*Objective:* Copy the rows below verbatim, from the first row up to and including the row that contains "menu-item-pdf-optimizer[interactable]: PDF 优化器(P)...".

***

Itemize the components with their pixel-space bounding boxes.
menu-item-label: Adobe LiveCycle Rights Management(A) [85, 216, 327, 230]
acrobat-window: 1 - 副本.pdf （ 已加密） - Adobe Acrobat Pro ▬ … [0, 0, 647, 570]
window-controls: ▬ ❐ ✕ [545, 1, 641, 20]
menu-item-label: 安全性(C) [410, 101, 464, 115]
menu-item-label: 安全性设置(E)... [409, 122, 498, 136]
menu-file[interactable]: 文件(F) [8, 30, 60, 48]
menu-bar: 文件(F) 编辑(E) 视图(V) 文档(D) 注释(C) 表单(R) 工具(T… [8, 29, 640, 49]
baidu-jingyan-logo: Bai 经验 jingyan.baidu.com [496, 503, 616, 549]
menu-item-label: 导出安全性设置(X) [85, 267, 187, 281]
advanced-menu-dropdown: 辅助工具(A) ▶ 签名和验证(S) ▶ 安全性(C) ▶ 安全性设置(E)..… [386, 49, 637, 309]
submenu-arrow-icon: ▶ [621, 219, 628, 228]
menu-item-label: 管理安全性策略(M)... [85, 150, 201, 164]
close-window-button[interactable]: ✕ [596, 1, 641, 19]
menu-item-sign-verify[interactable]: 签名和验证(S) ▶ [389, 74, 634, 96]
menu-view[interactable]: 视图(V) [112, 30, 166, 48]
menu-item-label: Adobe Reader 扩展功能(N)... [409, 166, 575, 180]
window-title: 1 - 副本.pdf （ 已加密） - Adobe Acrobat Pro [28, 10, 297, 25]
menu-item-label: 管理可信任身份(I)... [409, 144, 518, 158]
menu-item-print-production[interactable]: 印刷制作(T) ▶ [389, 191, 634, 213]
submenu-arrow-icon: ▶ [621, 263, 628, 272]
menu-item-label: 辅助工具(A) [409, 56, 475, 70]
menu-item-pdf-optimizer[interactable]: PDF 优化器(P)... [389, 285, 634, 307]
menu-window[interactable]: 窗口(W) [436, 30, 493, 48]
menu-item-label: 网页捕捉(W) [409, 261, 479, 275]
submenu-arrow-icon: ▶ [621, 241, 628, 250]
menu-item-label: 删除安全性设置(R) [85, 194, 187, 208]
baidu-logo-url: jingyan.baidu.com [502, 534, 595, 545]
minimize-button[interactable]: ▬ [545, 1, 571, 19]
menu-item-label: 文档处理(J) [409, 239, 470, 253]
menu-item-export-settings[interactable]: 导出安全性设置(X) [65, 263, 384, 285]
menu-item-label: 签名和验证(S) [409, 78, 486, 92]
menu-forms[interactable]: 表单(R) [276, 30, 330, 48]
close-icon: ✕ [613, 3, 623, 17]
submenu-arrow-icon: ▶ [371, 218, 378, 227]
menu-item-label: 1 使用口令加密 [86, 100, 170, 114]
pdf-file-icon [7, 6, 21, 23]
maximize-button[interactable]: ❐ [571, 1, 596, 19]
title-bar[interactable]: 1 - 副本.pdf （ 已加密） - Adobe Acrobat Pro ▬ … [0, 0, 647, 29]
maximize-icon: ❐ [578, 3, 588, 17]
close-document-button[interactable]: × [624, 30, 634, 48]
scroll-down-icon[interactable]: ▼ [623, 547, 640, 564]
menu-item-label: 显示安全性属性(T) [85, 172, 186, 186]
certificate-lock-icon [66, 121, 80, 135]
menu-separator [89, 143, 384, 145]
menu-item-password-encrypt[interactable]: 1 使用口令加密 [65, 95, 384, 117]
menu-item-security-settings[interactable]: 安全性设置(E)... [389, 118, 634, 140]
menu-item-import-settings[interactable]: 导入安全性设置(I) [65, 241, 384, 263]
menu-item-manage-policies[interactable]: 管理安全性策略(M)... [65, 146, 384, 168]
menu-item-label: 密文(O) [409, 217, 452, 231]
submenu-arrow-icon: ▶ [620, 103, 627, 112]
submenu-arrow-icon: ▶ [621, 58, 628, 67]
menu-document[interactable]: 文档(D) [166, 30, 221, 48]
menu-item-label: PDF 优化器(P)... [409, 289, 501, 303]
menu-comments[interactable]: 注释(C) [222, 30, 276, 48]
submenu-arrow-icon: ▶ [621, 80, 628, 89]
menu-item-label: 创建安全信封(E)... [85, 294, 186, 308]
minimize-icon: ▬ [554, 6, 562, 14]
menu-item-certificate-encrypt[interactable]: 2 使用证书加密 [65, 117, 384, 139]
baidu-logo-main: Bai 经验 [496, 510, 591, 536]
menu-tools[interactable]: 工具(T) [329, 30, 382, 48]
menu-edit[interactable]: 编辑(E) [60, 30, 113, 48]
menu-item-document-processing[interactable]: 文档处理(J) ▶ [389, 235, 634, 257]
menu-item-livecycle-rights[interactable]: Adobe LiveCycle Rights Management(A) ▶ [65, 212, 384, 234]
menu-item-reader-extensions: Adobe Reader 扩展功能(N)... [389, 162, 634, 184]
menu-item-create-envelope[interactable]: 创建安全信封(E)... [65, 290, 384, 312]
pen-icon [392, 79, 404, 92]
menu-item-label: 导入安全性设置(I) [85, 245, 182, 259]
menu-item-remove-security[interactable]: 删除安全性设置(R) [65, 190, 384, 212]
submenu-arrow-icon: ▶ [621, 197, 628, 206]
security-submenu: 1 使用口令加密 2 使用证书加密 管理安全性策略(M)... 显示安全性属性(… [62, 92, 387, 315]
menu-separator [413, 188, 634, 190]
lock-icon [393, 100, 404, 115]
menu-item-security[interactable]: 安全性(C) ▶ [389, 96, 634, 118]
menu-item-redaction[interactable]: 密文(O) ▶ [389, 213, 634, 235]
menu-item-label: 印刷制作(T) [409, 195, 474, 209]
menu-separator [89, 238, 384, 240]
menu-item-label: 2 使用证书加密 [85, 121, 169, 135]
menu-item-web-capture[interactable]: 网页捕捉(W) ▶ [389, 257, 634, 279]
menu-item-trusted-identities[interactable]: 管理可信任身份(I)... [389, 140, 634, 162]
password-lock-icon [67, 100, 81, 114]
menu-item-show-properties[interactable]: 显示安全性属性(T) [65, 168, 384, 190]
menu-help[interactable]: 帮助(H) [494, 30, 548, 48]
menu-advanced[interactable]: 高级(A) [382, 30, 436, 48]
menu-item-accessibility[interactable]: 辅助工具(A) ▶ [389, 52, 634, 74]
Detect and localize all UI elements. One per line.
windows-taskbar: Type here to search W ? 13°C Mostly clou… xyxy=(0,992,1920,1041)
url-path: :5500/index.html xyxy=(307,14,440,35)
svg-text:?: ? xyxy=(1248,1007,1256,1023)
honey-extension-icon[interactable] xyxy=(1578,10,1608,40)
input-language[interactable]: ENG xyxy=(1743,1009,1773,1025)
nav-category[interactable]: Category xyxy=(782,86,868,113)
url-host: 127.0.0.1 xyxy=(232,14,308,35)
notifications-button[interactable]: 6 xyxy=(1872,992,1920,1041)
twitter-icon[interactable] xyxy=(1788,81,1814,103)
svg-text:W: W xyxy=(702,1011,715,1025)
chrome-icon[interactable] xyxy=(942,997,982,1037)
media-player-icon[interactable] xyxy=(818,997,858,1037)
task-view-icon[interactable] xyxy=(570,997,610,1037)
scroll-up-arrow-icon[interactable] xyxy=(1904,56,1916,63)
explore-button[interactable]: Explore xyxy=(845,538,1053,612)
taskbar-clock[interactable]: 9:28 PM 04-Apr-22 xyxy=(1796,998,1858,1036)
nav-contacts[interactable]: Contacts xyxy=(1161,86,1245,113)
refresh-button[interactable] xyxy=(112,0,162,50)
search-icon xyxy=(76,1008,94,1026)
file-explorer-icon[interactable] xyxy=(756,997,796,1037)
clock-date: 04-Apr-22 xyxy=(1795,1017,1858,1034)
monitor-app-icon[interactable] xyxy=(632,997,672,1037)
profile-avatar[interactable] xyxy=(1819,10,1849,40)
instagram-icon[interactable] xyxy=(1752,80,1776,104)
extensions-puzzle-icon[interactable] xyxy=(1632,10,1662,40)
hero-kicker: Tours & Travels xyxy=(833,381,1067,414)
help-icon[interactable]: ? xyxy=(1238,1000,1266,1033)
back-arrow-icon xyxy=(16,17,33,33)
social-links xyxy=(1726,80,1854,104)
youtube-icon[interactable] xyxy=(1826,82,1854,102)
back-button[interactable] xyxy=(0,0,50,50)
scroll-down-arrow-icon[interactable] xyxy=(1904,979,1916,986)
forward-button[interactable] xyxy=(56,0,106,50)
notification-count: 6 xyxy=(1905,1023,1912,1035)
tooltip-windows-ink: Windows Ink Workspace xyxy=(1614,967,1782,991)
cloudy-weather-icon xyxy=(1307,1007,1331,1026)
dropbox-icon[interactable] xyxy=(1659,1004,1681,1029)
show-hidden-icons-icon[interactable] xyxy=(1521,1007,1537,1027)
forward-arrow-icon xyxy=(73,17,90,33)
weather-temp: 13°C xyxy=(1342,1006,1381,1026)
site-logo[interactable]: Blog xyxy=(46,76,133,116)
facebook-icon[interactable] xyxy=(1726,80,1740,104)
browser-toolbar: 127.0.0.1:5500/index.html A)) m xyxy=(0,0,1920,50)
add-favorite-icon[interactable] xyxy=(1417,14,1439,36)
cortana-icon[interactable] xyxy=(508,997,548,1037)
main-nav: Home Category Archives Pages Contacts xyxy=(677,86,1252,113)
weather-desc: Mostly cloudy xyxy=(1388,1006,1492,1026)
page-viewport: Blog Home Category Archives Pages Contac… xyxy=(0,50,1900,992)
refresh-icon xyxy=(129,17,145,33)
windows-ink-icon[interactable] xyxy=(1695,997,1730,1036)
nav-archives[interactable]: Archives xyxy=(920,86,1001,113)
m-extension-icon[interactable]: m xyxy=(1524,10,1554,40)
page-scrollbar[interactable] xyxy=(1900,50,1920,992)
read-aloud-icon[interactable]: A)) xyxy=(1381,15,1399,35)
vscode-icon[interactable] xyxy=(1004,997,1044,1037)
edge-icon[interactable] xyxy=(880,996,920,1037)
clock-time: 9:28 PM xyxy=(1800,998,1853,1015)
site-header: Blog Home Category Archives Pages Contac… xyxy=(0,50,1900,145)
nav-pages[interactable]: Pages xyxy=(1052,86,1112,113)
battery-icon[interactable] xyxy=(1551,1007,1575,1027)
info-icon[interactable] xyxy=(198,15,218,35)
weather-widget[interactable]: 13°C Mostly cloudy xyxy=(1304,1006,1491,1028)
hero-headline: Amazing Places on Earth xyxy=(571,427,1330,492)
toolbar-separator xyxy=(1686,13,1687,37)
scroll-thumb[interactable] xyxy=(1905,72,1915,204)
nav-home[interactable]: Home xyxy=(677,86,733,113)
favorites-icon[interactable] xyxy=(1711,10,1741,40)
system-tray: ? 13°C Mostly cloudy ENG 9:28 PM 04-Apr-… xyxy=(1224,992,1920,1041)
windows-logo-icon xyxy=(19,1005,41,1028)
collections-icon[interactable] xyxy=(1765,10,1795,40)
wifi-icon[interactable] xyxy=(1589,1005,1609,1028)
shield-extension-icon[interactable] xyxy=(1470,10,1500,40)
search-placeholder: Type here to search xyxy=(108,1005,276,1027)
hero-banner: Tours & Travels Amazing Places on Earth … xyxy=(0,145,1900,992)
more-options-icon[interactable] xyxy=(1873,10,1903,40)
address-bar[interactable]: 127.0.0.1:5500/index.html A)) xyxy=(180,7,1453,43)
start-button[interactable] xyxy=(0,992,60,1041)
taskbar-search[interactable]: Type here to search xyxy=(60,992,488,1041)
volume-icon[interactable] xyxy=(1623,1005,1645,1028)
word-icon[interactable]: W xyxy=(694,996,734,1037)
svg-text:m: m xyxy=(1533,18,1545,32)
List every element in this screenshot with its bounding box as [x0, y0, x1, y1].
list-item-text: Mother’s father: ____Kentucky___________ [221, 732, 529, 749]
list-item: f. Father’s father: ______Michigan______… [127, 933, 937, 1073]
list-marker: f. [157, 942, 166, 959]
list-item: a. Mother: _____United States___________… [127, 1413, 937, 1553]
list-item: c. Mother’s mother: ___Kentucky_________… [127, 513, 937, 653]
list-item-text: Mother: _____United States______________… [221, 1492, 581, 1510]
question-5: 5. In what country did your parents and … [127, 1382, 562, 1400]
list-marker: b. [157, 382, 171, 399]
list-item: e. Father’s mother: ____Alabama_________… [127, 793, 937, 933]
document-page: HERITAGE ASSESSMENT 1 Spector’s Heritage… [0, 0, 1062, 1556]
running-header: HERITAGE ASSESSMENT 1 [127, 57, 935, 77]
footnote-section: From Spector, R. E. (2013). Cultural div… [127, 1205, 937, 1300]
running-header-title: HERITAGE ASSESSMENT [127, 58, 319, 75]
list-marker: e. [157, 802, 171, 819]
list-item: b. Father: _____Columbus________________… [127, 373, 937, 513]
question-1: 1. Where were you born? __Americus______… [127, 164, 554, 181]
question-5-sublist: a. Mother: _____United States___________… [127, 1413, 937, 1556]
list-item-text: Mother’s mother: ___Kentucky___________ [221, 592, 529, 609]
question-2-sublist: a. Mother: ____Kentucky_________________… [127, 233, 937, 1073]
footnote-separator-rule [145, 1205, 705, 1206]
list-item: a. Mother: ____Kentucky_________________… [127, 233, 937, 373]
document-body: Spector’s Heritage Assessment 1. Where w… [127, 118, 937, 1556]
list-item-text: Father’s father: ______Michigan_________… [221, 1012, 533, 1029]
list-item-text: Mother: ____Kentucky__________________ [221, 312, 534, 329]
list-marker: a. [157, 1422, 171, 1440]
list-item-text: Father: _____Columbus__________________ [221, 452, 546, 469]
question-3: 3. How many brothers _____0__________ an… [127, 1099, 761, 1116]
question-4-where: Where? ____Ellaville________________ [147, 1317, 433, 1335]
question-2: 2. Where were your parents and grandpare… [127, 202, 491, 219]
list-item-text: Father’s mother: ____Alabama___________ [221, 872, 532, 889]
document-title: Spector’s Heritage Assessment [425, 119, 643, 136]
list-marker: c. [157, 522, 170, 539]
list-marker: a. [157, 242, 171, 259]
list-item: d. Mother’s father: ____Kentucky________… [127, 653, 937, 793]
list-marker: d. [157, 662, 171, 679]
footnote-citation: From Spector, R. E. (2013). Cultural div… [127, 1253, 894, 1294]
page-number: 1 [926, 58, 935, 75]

***

*Written answer:*
Itemize the components with their pixel-space bounding boxes.
menu-item-label: Adobe LiveCycle Rights Management(A) [85, 216, 327, 230]
acrobat-window: 1 - 副本.pdf （ 已加密） - Adobe Acrobat Pro ▬ … [0, 0, 647, 570]
window-controls: ▬ ❐ ✕ [545, 1, 641, 20]
menu-item-label: 安全性(C) [410, 101, 464, 115]
menu-item-label: 安全性设置(E)... [409, 122, 498, 136]
menu-file[interactable]: 文件(F) [8, 30, 60, 48]
menu-bar: 文件(F) 编辑(E) 视图(V) 文档(D) 注释(C) 表单(R) 工具(T… [8, 29, 640, 49]
baidu-jingyan-logo: Bai 经验 jingyan.baidu.com [496, 503, 616, 549]
menu-item-label: 导出安全性设置(X) [85, 267, 187, 281]
advanced-menu-dropdown: 辅助工具(A) ▶ 签名和验证(S) ▶ 安全性(C) ▶ 安全性设置(E)..… [386, 49, 637, 309]
submenu-arrow-icon: ▶ [621, 219, 628, 228]
menu-item-label: 管理安全性策略(M)... [85, 150, 201, 164]
close-window-button[interactable]: ✕ [596, 1, 641, 19]
menu-item-sign-verify[interactable]: 签名和验证(S) ▶ [389, 74, 634, 96]
menu-view[interactable]: 视图(V) [112, 30, 166, 48]
menu-item-label: Adobe Reader 扩展功能(N)... [409, 166, 575, 180]
window-title: 1 - 副本.pdf （ 已加密） - Adobe Acrobat Pro [28, 10, 297, 25]
menu-item-label: 管理可信任身份(I)... [409, 144, 518, 158]
menu-item-print-production[interactable]: 印刷制作(T) ▶ [389, 191, 634, 213]
submenu-arrow-icon: ▶ [621, 263, 628, 272]
menu-item-label: 辅助工具(A) [409, 56, 475, 70]
menu-item-pdf-optimizer[interactable]: PDF 优化器(P)... [389, 285, 634, 307]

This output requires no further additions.